=== SUPPLIED RECORDS ===

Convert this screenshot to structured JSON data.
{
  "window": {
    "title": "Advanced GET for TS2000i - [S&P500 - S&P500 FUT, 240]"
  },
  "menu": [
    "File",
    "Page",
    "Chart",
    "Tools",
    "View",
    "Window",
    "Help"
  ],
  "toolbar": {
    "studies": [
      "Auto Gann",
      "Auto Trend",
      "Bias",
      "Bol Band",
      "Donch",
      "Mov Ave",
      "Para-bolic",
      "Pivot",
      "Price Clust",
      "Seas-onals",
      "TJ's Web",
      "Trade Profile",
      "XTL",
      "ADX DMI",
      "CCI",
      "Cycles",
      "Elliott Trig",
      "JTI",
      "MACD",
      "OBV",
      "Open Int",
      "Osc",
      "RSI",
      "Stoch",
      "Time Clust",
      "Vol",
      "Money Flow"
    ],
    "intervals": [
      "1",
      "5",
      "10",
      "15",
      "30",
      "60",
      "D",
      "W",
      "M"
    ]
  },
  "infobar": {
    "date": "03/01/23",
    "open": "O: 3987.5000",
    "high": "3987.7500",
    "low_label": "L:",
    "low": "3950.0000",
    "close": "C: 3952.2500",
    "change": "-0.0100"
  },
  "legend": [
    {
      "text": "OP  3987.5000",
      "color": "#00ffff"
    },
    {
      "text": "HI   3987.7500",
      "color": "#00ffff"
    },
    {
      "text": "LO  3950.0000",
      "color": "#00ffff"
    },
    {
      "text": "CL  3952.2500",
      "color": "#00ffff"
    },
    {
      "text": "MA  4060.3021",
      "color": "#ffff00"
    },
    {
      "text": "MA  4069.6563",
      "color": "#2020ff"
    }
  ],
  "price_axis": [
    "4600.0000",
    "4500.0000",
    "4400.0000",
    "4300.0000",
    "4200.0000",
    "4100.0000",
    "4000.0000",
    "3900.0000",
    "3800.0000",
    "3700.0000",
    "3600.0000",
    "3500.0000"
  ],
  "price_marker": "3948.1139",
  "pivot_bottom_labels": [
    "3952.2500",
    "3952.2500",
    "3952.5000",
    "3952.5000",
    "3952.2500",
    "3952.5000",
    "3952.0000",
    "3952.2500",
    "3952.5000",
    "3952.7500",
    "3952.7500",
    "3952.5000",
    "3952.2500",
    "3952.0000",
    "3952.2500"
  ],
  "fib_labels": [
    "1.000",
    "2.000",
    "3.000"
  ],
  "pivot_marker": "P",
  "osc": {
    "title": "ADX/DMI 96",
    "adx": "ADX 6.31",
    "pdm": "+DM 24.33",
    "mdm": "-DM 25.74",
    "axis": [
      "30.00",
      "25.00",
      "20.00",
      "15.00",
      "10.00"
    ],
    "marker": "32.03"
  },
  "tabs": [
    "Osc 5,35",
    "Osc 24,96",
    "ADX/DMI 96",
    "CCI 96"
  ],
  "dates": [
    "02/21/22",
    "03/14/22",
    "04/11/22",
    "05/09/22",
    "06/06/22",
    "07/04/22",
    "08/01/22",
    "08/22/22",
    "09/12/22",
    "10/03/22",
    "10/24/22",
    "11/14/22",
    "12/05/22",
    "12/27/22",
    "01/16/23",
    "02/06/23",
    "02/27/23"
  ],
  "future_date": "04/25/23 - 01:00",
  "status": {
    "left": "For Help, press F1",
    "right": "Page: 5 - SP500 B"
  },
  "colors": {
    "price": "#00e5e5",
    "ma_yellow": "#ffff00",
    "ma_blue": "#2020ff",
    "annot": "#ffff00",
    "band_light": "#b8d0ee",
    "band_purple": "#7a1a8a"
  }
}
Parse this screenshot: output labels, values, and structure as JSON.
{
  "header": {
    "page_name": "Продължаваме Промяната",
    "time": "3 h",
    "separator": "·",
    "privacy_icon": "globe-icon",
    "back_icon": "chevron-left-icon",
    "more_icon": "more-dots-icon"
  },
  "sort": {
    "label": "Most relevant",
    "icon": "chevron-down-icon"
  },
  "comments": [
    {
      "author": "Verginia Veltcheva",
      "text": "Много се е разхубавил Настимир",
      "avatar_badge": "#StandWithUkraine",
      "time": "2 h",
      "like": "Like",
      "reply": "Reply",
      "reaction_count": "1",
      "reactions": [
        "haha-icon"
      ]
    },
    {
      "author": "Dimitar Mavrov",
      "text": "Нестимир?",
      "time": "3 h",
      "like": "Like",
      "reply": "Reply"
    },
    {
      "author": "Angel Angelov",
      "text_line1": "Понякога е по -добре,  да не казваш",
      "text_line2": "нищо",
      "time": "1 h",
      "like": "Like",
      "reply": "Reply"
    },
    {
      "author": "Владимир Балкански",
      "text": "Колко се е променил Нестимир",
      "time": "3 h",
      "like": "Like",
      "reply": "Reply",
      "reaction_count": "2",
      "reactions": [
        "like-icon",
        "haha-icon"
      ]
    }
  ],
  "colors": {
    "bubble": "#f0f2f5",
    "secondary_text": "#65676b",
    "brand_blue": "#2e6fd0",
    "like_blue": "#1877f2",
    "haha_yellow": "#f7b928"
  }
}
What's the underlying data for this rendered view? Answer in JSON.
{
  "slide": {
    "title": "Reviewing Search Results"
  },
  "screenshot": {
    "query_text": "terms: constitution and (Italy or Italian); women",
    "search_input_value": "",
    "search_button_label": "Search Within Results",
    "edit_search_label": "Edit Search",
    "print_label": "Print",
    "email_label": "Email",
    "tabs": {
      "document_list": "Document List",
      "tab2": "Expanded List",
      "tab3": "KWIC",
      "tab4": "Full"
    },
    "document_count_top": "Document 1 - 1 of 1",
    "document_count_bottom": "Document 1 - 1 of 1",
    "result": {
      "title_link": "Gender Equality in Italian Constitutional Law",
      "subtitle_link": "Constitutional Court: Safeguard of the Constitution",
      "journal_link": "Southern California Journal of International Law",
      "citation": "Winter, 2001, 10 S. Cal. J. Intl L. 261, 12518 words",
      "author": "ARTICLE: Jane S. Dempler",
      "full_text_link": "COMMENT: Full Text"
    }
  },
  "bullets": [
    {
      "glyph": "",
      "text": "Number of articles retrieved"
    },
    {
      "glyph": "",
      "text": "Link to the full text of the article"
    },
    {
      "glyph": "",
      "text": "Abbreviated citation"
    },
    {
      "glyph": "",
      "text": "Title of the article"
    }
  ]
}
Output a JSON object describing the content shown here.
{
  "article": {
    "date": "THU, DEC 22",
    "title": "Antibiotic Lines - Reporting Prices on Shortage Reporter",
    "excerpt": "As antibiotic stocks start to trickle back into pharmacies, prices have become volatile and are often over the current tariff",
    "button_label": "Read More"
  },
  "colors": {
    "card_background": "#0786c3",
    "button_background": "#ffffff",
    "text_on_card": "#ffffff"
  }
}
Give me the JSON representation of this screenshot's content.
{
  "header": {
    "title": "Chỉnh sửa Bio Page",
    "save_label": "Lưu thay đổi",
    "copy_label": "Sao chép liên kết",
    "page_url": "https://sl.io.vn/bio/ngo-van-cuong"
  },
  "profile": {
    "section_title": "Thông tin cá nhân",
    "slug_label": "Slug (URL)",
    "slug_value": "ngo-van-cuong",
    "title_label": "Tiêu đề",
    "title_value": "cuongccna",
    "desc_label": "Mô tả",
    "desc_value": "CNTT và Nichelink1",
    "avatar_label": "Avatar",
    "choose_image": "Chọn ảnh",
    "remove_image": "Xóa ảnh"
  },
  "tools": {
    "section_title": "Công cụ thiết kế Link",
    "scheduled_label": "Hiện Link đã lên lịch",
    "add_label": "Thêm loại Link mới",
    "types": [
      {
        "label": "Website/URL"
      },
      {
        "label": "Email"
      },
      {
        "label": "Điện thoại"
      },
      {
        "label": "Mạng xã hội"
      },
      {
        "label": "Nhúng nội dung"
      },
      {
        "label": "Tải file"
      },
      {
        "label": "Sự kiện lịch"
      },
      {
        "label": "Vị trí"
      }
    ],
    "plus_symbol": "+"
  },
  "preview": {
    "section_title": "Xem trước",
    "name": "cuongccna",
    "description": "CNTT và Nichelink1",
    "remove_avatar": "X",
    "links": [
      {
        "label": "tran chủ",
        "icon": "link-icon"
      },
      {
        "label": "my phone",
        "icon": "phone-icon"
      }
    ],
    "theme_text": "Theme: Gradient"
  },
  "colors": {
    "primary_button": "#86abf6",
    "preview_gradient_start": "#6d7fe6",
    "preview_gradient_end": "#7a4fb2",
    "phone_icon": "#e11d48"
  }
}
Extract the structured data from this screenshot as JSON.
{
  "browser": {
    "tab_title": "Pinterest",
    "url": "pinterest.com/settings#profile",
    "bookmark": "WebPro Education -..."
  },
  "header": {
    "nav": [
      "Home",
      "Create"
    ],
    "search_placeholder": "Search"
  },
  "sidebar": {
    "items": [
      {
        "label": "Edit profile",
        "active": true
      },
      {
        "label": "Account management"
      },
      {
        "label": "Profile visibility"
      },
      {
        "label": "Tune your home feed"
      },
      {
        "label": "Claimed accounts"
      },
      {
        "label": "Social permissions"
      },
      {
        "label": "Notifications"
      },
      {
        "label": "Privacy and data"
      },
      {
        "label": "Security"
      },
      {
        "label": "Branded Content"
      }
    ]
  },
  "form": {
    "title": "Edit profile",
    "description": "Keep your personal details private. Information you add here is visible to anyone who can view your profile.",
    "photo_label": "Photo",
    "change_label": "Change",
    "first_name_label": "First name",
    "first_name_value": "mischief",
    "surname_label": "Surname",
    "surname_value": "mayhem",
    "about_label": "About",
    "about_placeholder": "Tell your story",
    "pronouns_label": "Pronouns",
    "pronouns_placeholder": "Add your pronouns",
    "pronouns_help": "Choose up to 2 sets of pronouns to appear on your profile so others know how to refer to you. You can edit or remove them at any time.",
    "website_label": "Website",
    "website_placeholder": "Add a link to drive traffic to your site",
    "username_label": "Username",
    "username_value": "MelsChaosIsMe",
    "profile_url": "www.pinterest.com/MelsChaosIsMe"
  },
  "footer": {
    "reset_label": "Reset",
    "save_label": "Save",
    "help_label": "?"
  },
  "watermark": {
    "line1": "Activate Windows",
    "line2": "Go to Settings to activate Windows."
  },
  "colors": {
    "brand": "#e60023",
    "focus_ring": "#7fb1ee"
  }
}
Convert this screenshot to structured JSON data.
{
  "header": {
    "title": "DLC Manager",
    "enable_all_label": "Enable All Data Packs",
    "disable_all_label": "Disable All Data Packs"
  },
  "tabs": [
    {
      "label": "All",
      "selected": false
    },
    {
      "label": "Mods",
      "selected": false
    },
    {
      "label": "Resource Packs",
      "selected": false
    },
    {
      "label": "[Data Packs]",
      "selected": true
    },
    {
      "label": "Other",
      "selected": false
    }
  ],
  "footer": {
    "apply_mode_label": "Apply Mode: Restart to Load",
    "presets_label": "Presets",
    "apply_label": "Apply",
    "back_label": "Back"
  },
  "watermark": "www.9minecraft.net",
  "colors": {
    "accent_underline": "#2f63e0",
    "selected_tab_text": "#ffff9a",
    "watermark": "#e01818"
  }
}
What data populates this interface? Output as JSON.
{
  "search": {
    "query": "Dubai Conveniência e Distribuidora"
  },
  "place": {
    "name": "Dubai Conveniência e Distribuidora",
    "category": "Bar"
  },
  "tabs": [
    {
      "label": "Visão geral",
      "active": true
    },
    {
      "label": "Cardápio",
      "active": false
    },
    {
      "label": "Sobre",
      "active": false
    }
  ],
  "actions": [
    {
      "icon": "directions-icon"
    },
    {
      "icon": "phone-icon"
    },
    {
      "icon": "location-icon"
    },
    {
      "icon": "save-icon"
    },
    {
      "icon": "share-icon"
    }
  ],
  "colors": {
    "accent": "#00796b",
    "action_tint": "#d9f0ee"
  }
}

===

OBJECTIVE:
Search the lines above for the string "Italian", then show every one that has it.

SOLUTION FOR THIS EXERCISE:
    "query_text": "terms: constitution and (Italy or Italian); women",
      "title_link": "Gender Equality in Italian Constitutional Law",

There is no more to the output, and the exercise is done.